*Given request:*
Every line below that holds the string "HENLEAZE" should be copied out.

Start

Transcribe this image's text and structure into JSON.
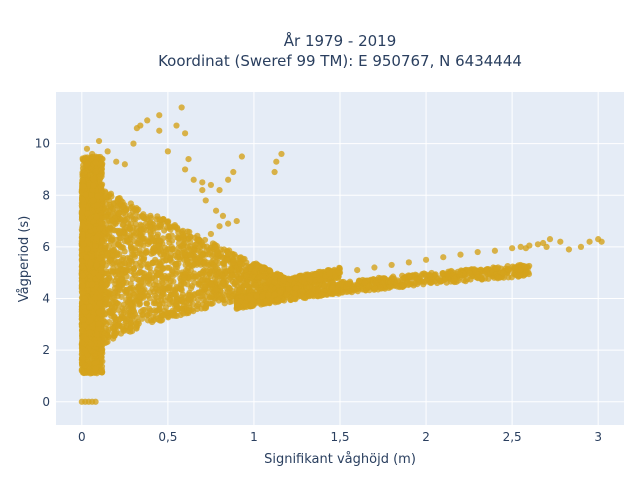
{
  "chart_data": {
    "type": "scatter",
    "title_line1": "År 1979 - 2019",
    "title_line2": "Koordinat (Sweref 99 TM): E 950767, N 6434444",
    "xlabel": "Signifikant våghöjd (m)",
    "ylabel": "Vågperiod (s)",
    "xlim": [
      -0.15,
      3.15
    ],
    "ylim": [
      -0.9,
      12.0
    ],
    "x_ticks": [
      0,
      0.5,
      1,
      1.5,
      2,
      2.5,
      3
    ],
    "x_tick_labels": [
      "0",
      "0,5",
      "1",
      "1,5",
      "2",
      "2,5",
      "3"
    ],
    "y_ticks": [
      0,
      2,
      4,
      6,
      8,
      10
    ],
    "y_tick_labels": [
      "0",
      "2",
      "4",
      "6",
      "8",
      "10"
    ],
    "grid": true,
    "colors": {
      "marker": "#d4a31c",
      "plot_bg": "#e5ecf6",
      "grid": "#ffffff"
    },
    "series": [
      {
        "points": [
          [
            0.0,
            0.0
          ],
          [
            0.02,
            0.0
          ],
          [
            0.04,
            0.0
          ],
          [
            0.06,
            0.0
          ],
          [
            0.08,
            0.0
          ],
          [
            0.0,
            1.2
          ],
          [
            0.02,
            1.4
          ],
          [
            0.05,
            1.1
          ],
          [
            0.08,
            1.3
          ],
          [
            0.03,
            9.8
          ],
          [
            0.06,
            9.6
          ],
          [
            0.1,
            10.1
          ],
          [
            0.12,
            9.4
          ],
          [
            0.15,
            9.7
          ],
          [
            0.2,
            9.3
          ],
          [
            0.25,
            9.2
          ],
          [
            0.3,
            10.0
          ],
          [
            0.32,
            10.6
          ],
          [
            0.34,
            10.7
          ],
          [
            0.38,
            10.9
          ],
          [
            0.45,
            10.5
          ],
          [
            0.45,
            11.1
          ],
          [
            0.5,
            9.7
          ],
          [
            0.55,
            10.7
          ],
          [
            0.58,
            11.4
          ],
          [
            0.6,
            9.0
          ],
          [
            0.6,
            10.4
          ],
          [
            0.62,
            9.4
          ],
          [
            0.65,
            8.6
          ],
          [
            0.7,
            8.5
          ],
          [
            0.7,
            8.2
          ],
          [
            0.75,
            8.4
          ],
          [
            0.8,
            8.2
          ],
          [
            0.85,
            8.6
          ],
          [
            0.88,
            8.9
          ],
          [
            0.93,
            9.5
          ],
          [
            1.13,
            9.3
          ],
          [
            1.12,
            8.9
          ],
          [
            1.16,
            9.6
          ],
          [
            0.72,
            7.8
          ],
          [
            0.78,
            7.4
          ],
          [
            0.82,
            7.2
          ],
          [
            0.75,
            6.5
          ],
          [
            0.8,
            6.8
          ],
          [
            0.85,
            6.9
          ],
          [
            0.9,
            7.0
          ],
          [
            0.8,
            5.0
          ],
          [
            0.88,
            5.4
          ],
          [
            0.6,
            5.7
          ],
          [
            0.65,
            5.3
          ],
          [
            0.7,
            4.9
          ],
          [
            0.82,
            4.6
          ],
          [
            1.5,
            5.0
          ],
          [
            1.6,
            5.1
          ],
          [
            1.7,
            5.2
          ],
          [
            1.8,
            5.3
          ],
          [
            1.9,
            5.4
          ],
          [
            2.0,
            5.5
          ],
          [
            2.1,
            5.6
          ],
          [
            2.2,
            5.7
          ],
          [
            2.3,
            5.8
          ],
          [
            2.4,
            5.85
          ],
          [
            2.5,
            5.95
          ],
          [
            2.55,
            6.0
          ],
          [
            2.6,
            6.05
          ],
          [
            2.65,
            6.1
          ],
          [
            2.7,
            6.0
          ],
          [
            2.72,
            6.3
          ],
          [
            2.78,
            6.2
          ],
          [
            2.83,
            5.9
          ],
          [
            2.9,
            6.0
          ],
          [
            2.95,
            6.2
          ],
          [
            3.0,
            6.3
          ],
          [
            3.02,
            6.2
          ],
          [
            2.58,
            5.95
          ],
          [
            2.68,
            6.15
          ]
        ]
      }
    ]
  }
}
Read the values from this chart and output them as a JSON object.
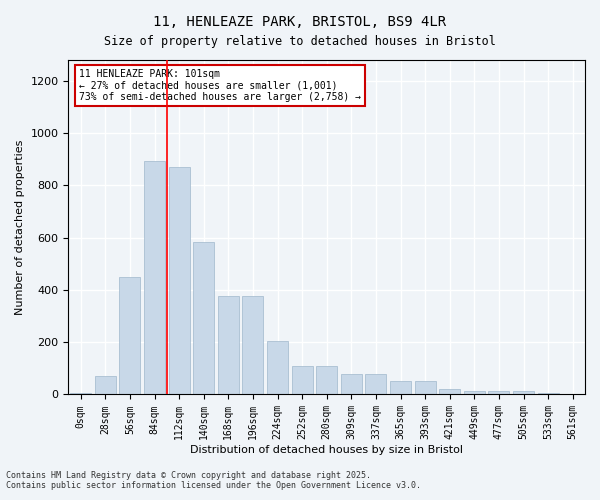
{
  "title_line1": "11, HENLEAZE PARK, BRISTOL, BS9 4LR",
  "title_line2": "Size of property relative to detached houses in Bristol",
  "xlabel": "Distribution of detached houses by size in Bristol",
  "ylabel": "Number of detached properties",
  "bar_color": "#c8d8e8",
  "bar_edge_color": "#a0b8cc",
  "categories": [
    "0sqm",
    "28sqm",
    "56sqm",
    "84sqm",
    "112sqm",
    "140sqm",
    "168sqm",
    "196sqm",
    "224sqm",
    "252sqm",
    "280sqm",
    "309sqm",
    "337sqm",
    "365sqm",
    "393sqm",
    "421sqm",
    "449sqm",
    "477sqm",
    "505sqm",
    "533sqm",
    "561sqm"
  ],
  "values": [
    5,
    70,
    450,
    895,
    870,
    585,
    378,
    378,
    205,
    110,
    110,
    80,
    80,
    50,
    50,
    22,
    12,
    12,
    12,
    5,
    2
  ],
  "ylim": [
    0,
    1280
  ],
  "yticks": [
    0,
    200,
    400,
    600,
    800,
    1000,
    1200
  ],
  "red_line_x": 3.5,
  "annotation_text": "11 HENLEAZE PARK: 101sqm\n← 27% of detached houses are smaller (1,001)\n73% of semi-detached houses are larger (2,758) →",
  "annotation_box_color": "#ffffff",
  "annotation_box_edge": "#cc0000",
  "footer_line1": "Contains HM Land Registry data © Crown copyright and database right 2025.",
  "footer_line2": "Contains public sector information licensed under the Open Government Licence v3.0.",
  "background_color": "#f0f4f8",
  "grid_color": "#ffffff",
  "fig_width": 6.0,
  "fig_height": 5.0
}
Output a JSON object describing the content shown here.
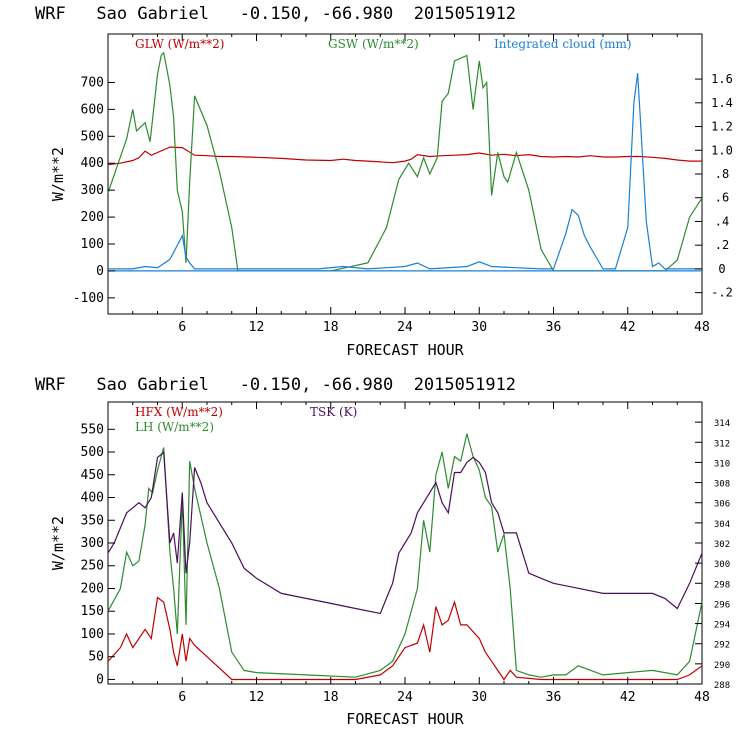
{
  "chart_data": [
    {
      "type": "line",
      "title": "WRF   Sao Gabriel   -0.150, -66.980  2015051912",
      "xlabel": "FORECAST HOUR",
      "ylabel": "W/m**2",
      "y2label": "Integrated cloud (mm)",
      "xlim": [
        0,
        48
      ],
      "ylim": [
        -160,
        880
      ],
      "y2lim": [
        -0.38,
        1.98
      ],
      "xticks": [
        "6",
        "12",
        "18",
        "24",
        "30",
        "36",
        "42",
        "48"
      ],
      "yticks": [
        "-100",
        "0",
        "100",
        "200",
        "300",
        "400",
        "500",
        "600",
        "700"
      ],
      "y2ticks": [
        "-.2",
        "0",
        ".2",
        ".4",
        ".6",
        ".8",
        "1.0",
        "1.2",
        "1.4",
        "1.6"
      ],
      "series": [
        {
          "name": "GLW (W/m**2)",
          "color": "#c00000",
          "axis": "left",
          "x": [
            0,
            1,
            2,
            2.5,
            3,
            3.5,
            4,
            5,
            6,
            7,
            8,
            9,
            10,
            12,
            14,
            16,
            18,
            19,
            20,
            21,
            22,
            23,
            24,
            24.5,
            25,
            26,
            27,
            28,
            29,
            30,
            31,
            32,
            33,
            34,
            35,
            36,
            37,
            38,
            39,
            40,
            41,
            42,
            43,
            44,
            45,
            46,
            47,
            48
          ],
          "values": [
            395,
            400,
            410,
            420,
            445,
            430,
            440,
            460,
            458,
            430,
            428,
            425,
            425,
            422,
            418,
            412,
            410,
            415,
            410,
            408,
            405,
            402,
            408,
            415,
            432,
            425,
            428,
            430,
            432,
            438,
            430,
            433,
            428,
            432,
            425,
            423,
            425,
            423,
            428,
            423,
            423,
            425,
            425,
            422,
            418,
            412,
            408,
            408
          ]
        },
        {
          "name": "GSW (W/m**2)",
          "color": "#2e8b2e",
          "axis": "left",
          "x": [
            0,
            1.5,
            2,
            2.3,
            3,
            3.4,
            4,
            4.3,
            4.5,
            5,
            5.3,
            5.6,
            6,
            6.3,
            6.6,
            7,
            8,
            9,
            10,
            10.5,
            18,
            21,
            22.5,
            23.5,
            24.3,
            25,
            25.5,
            26,
            26.6,
            27,
            27.5,
            28,
            29,
            29.5,
            30,
            30.3,
            30.6,
            31,
            31.5,
            32,
            32.3,
            33,
            34,
            35,
            36,
            37,
            38,
            42,
            45,
            46,
            47,
            48
          ],
          "values": [
            290,
            490,
            600,
            520,
            550,
            480,
            730,
            800,
            810,
            690,
            570,
            300,
            220,
            30,
            330,
            650,
            540,
            370,
            160,
            0,
            0,
            30,
            160,
            340,
            400,
            350,
            420,
            360,
            420,
            630,
            660,
            780,
            800,
            600,
            780,
            680,
            700,
            280,
            440,
            350,
            330,
            440,
            300,
            80,
            0,
            0,
            0,
            0,
            0,
            40,
            200,
            270
          ]
        },
        {
          "name": "Integrated cloud (mm)",
          "color": "#1a7fd6",
          "axis": "right",
          "x": [
            0,
            2,
            3,
            4,
            5,
            5.5,
            6,
            6.3,
            6.6,
            7,
            8,
            17,
            19,
            21,
            24,
            25,
            26,
            29,
            30,
            31,
            35,
            36,
            37,
            37.5,
            38,
            38.5,
            39,
            40,
            41,
            42,
            42.5,
            42.8,
            43,
            43.5,
            44,
            44.5,
            45,
            48
          ],
          "values": [
            0,
            0,
            0.02,
            0.01,
            0.08,
            0.18,
            0.28,
            0.1,
            0.05,
            0,
            0,
            0,
            0.02,
            0,
            0.02,
            0.05,
            0,
            0.02,
            0.06,
            0.02,
            0,
            0,
            0.3,
            0.5,
            0.45,
            0.28,
            0.18,
            0,
            0,
            0.35,
            1.4,
            1.65,
            1.3,
            0.4,
            0.02,
            0.05,
            0,
            0
          ]
        },
        {
          "name": "zero-line",
          "color": "#1a7fd6",
          "axis": "left",
          "x": [
            0,
            48
          ],
          "values": [
            0,
            0
          ]
        }
      ]
    },
    {
      "type": "line",
      "title": "WRF   Sao Gabriel   -0.150, -66.980  2015051912",
      "xlabel": "FORECAST HOUR",
      "ylabel": "W/m**2",
      "y2label": "TSK (K)",
      "xlim": [
        0,
        48
      ],
      "ylim": [
        -10,
        610
      ],
      "y2lim": [
        288,
        316
      ],
      "xticks": [
        "6",
        "12",
        "18",
        "24",
        "30",
        "36",
        "42",
        "48"
      ],
      "yticks": [
        "0",
        "50",
        "100",
        "150",
        "200",
        "250",
        "300",
        "350",
        "400",
        "450",
        "500",
        "550"
      ],
      "y2ticks": [
        "288",
        "290",
        "292",
        "294",
        "296",
        "298",
        "300",
        "302",
        "304",
        "306",
        "308",
        "310",
        "312",
        "314"
      ],
      "series": [
        {
          "name": "HFX (W/m**2)",
          "color": "#c00000",
          "axis": "left",
          "x": [
            0,
            1,
            1.5,
            2,
            3,
            3.5,
            4,
            4.5,
            5,
            5.3,
            5.6,
            6,
            6.3,
            6.6,
            7,
            8,
            9,
            10,
            12,
            16,
            20,
            22,
            23,
            24,
            25,
            25.5,
            26,
            26.5,
            27,
            27.5,
            28,
            28.5,
            29,
            30,
            30.5,
            31,
            32,
            32.5,
            33,
            35,
            40,
            46,
            47,
            48
          ],
          "values": [
            40,
            70,
            100,
            70,
            110,
            90,
            180,
            170,
            110,
            60,
            30,
            100,
            40,
            90,
            75,
            50,
            25,
            0,
            0,
            0,
            0,
            10,
            30,
            70,
            80,
            120,
            60,
            160,
            120,
            130,
            170,
            120,
            120,
            90,
            60,
            40,
            0,
            20,
            5,
            0,
            0,
            0,
            10,
            30
          ]
        },
        {
          "name": "LH (W/m**2)",
          "color": "#2e8b2e",
          "axis": "left",
          "x": [
            0,
            1,
            1.5,
            2,
            2.5,
            3,
            3.3,
            3.6,
            4,
            4.5,
            5,
            5.3,
            5.6,
            6,
            6.3,
            6.6,
            7,
            8,
            9,
            10,
            11,
            12,
            16,
            20,
            22,
            23,
            24,
            25,
            25.5,
            26,
            26.5,
            27,
            27.5,
            28,
            28.5,
            29,
            29.5,
            30,
            30.5,
            31,
            31.5,
            32,
            32.5,
            33,
            34,
            35,
            36,
            37,
            38,
            40,
            42,
            44,
            46,
            47,
            48
          ],
          "values": [
            150,
            200,
            280,
            250,
            260,
            340,
            420,
            410,
            460,
            510,
            280,
            200,
            100,
            400,
            120,
            480,
            420,
            300,
            200,
            60,
            20,
            15,
            10,
            5,
            20,
            40,
            100,
            200,
            350,
            280,
            450,
            500,
            420,
            490,
            480,
            540,
            490,
            460,
            400,
            380,
            280,
            320,
            200,
            20,
            10,
            5,
            10,
            10,
            30,
            10,
            15,
            20,
            10,
            40,
            170
          ]
        },
        {
          "name": "TSK (K)",
          "color": "#4b0f5a",
          "axis": "right",
          "x": [
            0,
            0.5,
            1,
            1.5,
            2,
            2.5,
            3,
            3.5,
            4,
            4.5,
            5,
            5.3,
            5.6,
            6,
            6.3,
            6.6,
            7,
            7.5,
            8,
            9,
            10,
            11,
            12,
            14,
            16,
            18,
            20,
            22,
            22.5,
            23,
            23.5,
            24,
            24.5,
            25,
            25.5,
            26,
            26.5,
            27,
            27.5,
            28,
            28.5,
            29,
            29.5,
            30,
            30.5,
            31,
            31.5,
            32,
            32.5,
            33,
            34,
            35,
            36,
            38,
            40,
            42,
            44,
            45,
            46,
            47,
            48
          ],
          "values": [
            301,
            302,
            303.5,
            305,
            305.5,
            306,
            305.5,
            306.5,
            310.5,
            311,
            302,
            303,
            300,
            307,
            299,
            302,
            309.5,
            308,
            306,
            304,
            302,
            299.5,
            298.5,
            297,
            296.5,
            296,
            295.5,
            295,
            296.5,
            298,
            301,
            302,
            303,
            305,
            306,
            307,
            308,
            306,
            305,
            309,
            309,
            310,
            310.5,
            310,
            309,
            306,
            305,
            303,
            303,
            303,
            299,
            298.5,
            298,
            297.5,
            297,
            297,
            297,
            296.5,
            295.5,
            298,
            301
          ]
        }
      ]
    }
  ]
}
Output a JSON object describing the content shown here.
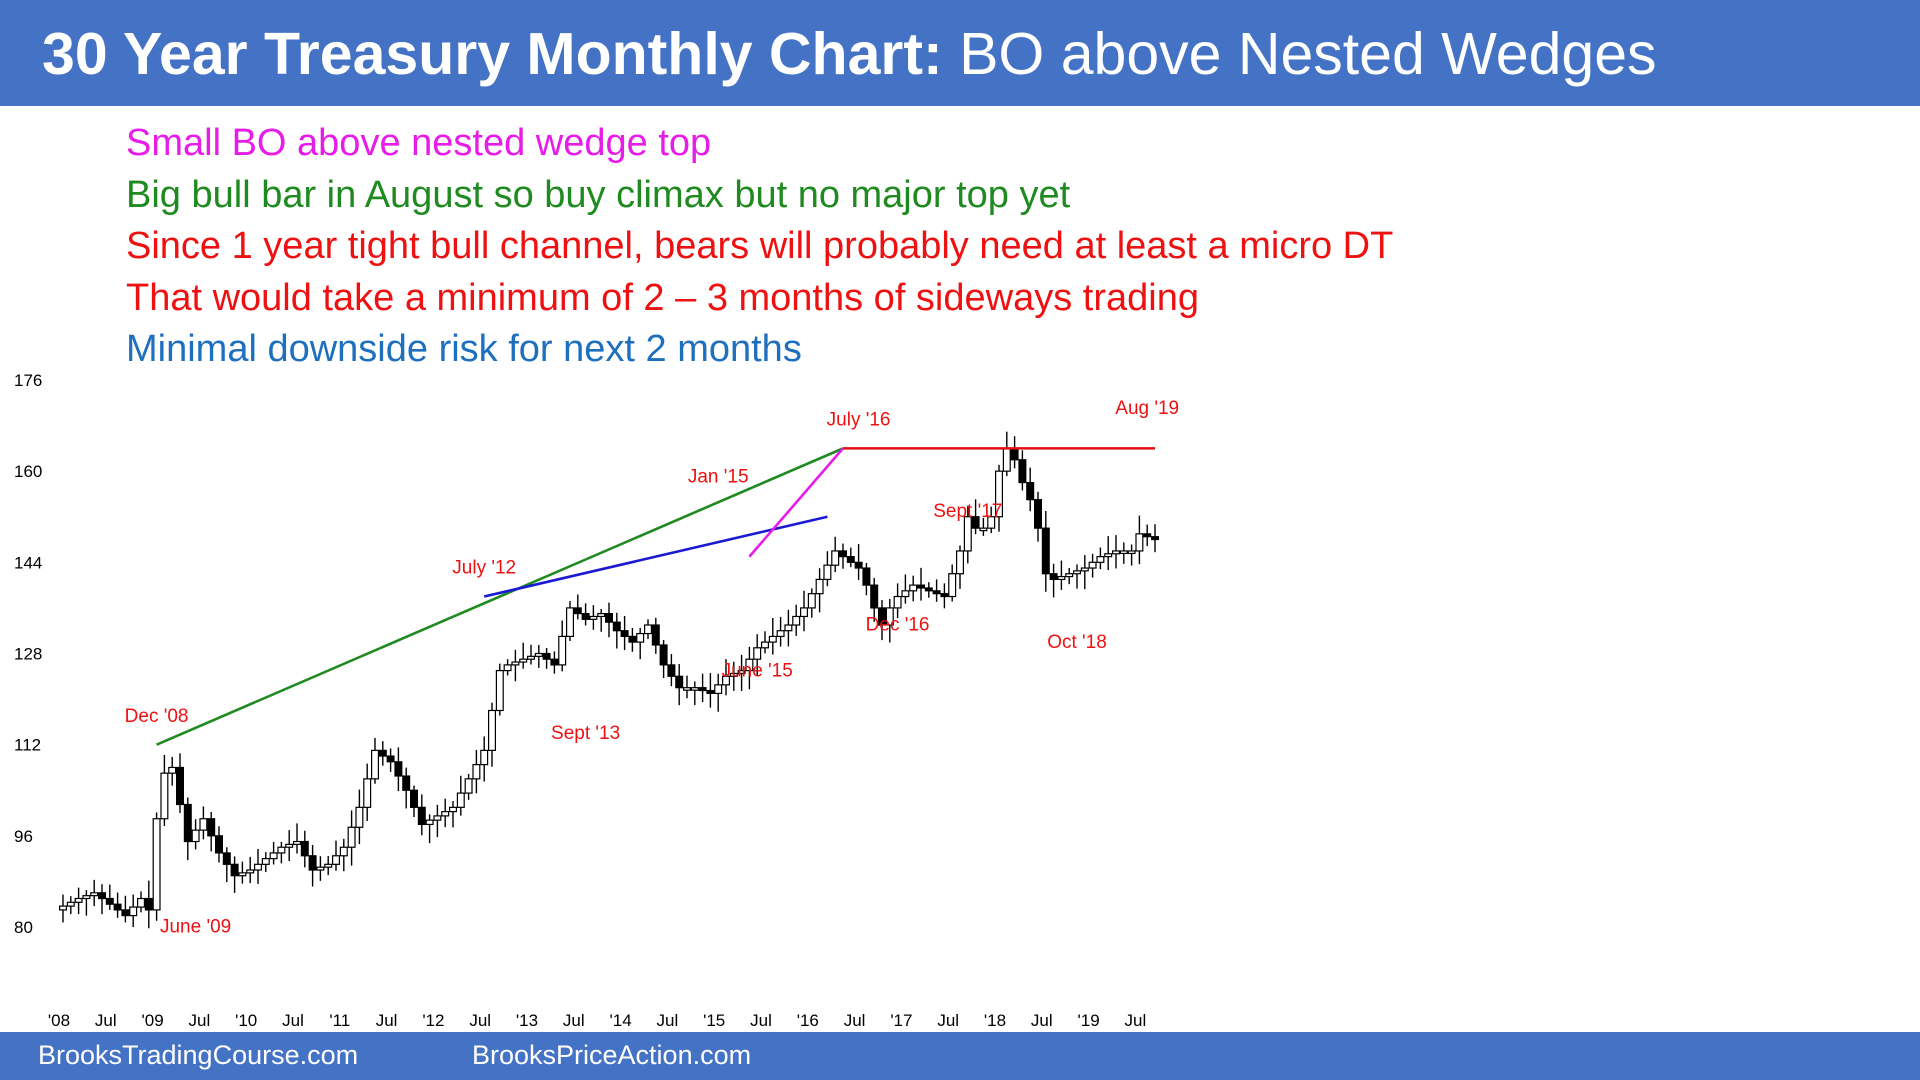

End

*Written response:*
  "title_line1": "11, HENLEAZE PARK, BRISTOL, BS9 4LR",
  "annotation_text": "11 HENLEAZE PARK: 101sqm\n← 27% of detached houses are smaller (1,001)\n73% of semi-detached houses are larger (2,758) →",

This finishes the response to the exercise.